• **Set task**: Identify and copy all lines of the material where the string "pattern" is found.
─── Provided data ───
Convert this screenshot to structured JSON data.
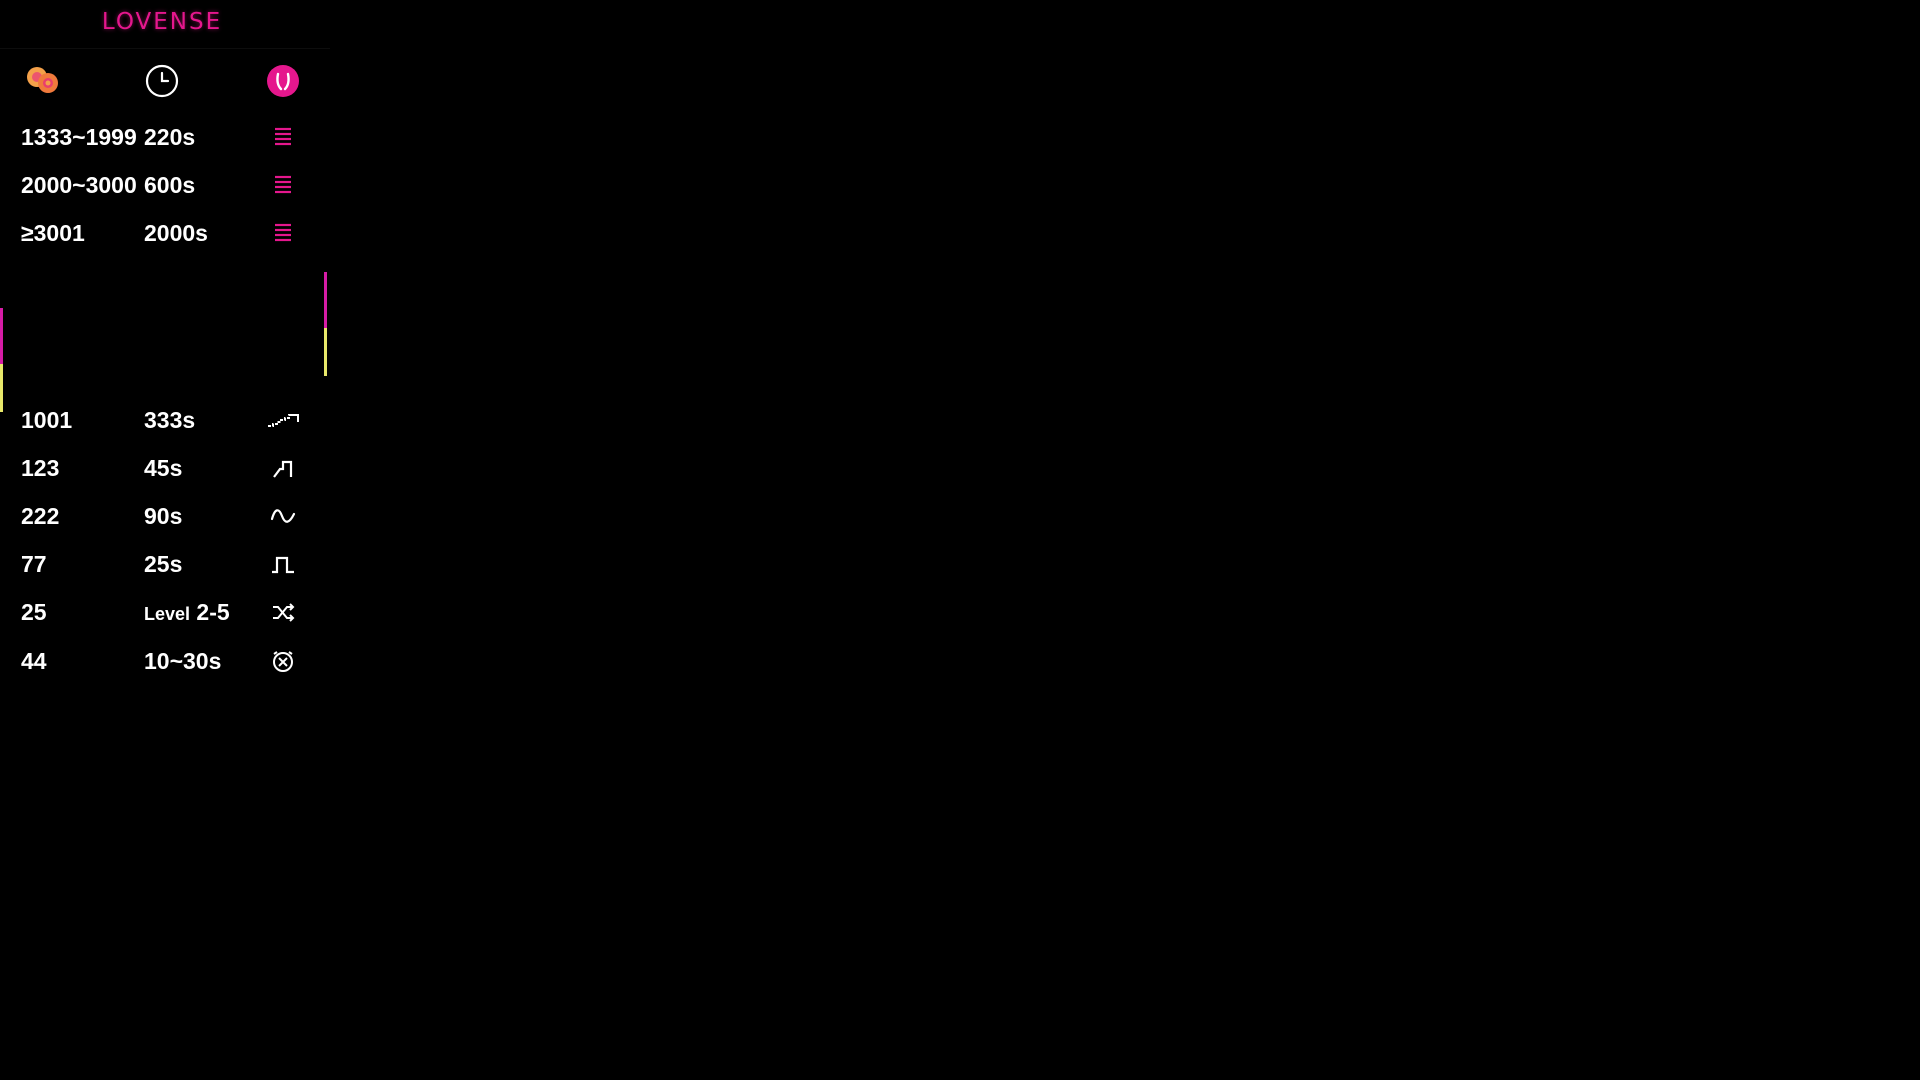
{
  "brand": {
    "logo_text": "LOVENSE",
    "accent": "#e5178d"
  },
  "header_icons": [
    {
      "name": "tip-coins-icon"
    },
    {
      "name": "clock-icon"
    },
    {
      "name": "toy-icon"
    }
  ],
  "top_levels": [
    {
      "tokens": "1333~1999",
      "duration": "220s",
      "icon": "vibration-bars-icon"
    },
    {
      "tokens": "2000~3000",
      "duration": "600s",
      "icon": "vibration-bars-icon"
    },
    {
      "tokens": "≥3001",
      "duration": "2000s",
      "icon": "vibration-bars-icon"
    }
  ],
  "special_levels": [
    {
      "tokens": "1001",
      "duration": "333s",
      "icon": "earthquake-pattern-icon"
    },
    {
      "tokens": "123",
      "duration": "45s",
      "icon": "fireworks-pattern-icon"
    },
    {
      "tokens": "222",
      "duration": "90s",
      "icon": "wave-pattern-icon"
    },
    {
      "tokens": "77",
      "duration": "25s",
      "icon": "pulse-pattern-icon"
    },
    {
      "tokens": "25",
      "duration_prefix": "Level",
      "duration": "2-5",
      "icon": "random-shuffle-icon"
    },
    {
      "tokens": "44",
      "duration": "10~30s",
      "icon": "alarm-clock-icon"
    }
  ],
  "colors": {
    "bar_magenta": "#d61ca6",
    "bar_yellow": "#e8e86a"
  }
}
───
• **Completed exercise**:
      "icon": "earthquake-pattern-icon"
      "icon": "fireworks-pattern-icon"
      "icon": "wave-pattern-icon"
      "icon": "pulse-pattern-icon"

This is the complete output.